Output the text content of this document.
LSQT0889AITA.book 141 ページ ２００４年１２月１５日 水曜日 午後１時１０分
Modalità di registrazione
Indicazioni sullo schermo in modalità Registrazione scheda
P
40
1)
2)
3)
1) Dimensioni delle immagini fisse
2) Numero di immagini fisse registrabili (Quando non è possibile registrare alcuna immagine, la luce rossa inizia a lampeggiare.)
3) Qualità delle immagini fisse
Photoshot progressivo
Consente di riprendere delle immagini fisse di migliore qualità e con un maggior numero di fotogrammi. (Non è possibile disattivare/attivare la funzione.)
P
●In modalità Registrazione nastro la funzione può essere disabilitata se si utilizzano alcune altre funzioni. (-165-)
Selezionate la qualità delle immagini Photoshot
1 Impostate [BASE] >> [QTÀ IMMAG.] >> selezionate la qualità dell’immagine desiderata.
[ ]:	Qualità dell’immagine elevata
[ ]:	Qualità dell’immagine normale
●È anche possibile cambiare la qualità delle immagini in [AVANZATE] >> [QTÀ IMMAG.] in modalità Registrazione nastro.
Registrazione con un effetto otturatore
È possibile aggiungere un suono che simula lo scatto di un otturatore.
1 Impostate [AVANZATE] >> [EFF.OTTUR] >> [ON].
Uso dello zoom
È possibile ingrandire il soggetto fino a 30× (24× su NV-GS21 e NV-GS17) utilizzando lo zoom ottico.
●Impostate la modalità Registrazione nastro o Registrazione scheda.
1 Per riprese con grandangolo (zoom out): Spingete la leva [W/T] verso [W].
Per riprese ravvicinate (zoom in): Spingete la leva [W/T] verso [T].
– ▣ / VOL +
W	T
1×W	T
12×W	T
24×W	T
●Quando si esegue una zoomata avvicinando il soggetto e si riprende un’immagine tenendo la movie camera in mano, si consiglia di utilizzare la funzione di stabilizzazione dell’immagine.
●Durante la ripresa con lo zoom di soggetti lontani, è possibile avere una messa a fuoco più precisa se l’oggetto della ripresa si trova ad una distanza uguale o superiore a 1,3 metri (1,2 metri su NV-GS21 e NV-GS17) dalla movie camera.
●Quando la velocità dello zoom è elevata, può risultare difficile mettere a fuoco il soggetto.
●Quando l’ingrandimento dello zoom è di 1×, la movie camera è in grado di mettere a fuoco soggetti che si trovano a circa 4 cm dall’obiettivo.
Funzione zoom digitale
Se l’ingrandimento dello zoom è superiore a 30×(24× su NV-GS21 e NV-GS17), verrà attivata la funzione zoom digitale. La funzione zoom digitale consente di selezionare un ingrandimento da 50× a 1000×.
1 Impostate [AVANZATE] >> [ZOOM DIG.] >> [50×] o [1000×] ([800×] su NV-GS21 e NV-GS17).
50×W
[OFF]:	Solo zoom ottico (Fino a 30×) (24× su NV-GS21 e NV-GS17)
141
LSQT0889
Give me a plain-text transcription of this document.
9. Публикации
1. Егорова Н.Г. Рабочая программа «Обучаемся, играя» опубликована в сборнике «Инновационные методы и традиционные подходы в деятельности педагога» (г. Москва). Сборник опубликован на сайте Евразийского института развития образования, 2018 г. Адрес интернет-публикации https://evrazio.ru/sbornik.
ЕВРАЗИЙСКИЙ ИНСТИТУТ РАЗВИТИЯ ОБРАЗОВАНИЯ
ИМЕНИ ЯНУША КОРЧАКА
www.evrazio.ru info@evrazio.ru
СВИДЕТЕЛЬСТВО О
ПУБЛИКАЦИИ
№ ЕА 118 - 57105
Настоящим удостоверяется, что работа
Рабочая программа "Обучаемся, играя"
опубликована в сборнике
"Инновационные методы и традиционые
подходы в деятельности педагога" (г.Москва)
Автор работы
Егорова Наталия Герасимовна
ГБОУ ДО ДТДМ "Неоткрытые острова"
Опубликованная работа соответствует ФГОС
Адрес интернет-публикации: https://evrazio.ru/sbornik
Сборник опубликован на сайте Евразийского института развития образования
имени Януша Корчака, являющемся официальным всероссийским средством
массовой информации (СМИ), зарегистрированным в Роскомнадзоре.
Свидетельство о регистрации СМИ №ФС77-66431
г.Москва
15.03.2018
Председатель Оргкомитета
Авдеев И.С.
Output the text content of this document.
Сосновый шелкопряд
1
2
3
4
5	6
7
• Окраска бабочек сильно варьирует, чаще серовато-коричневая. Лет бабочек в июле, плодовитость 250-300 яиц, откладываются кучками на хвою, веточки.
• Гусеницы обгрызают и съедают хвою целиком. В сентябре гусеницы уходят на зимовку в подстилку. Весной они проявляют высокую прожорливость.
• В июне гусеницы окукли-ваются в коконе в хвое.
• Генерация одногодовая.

____

Short problem — Scan the material above. Copy each line where "деятельности" occurs.

Finished exercise —
1. Егорова Н.Г. Рабочая программа «Обучаемся, играя» опубликована в сборнике «Инновационные методы и традиционные подходы в деятельности педагога» (г. Москва). Сборник опубликован на сайте Евразийского института развития образования, 2018 г. Адрес интернет-публикации https://evrazio.ru/sbornik.
подходы в деятельности педагога" (г.Москва)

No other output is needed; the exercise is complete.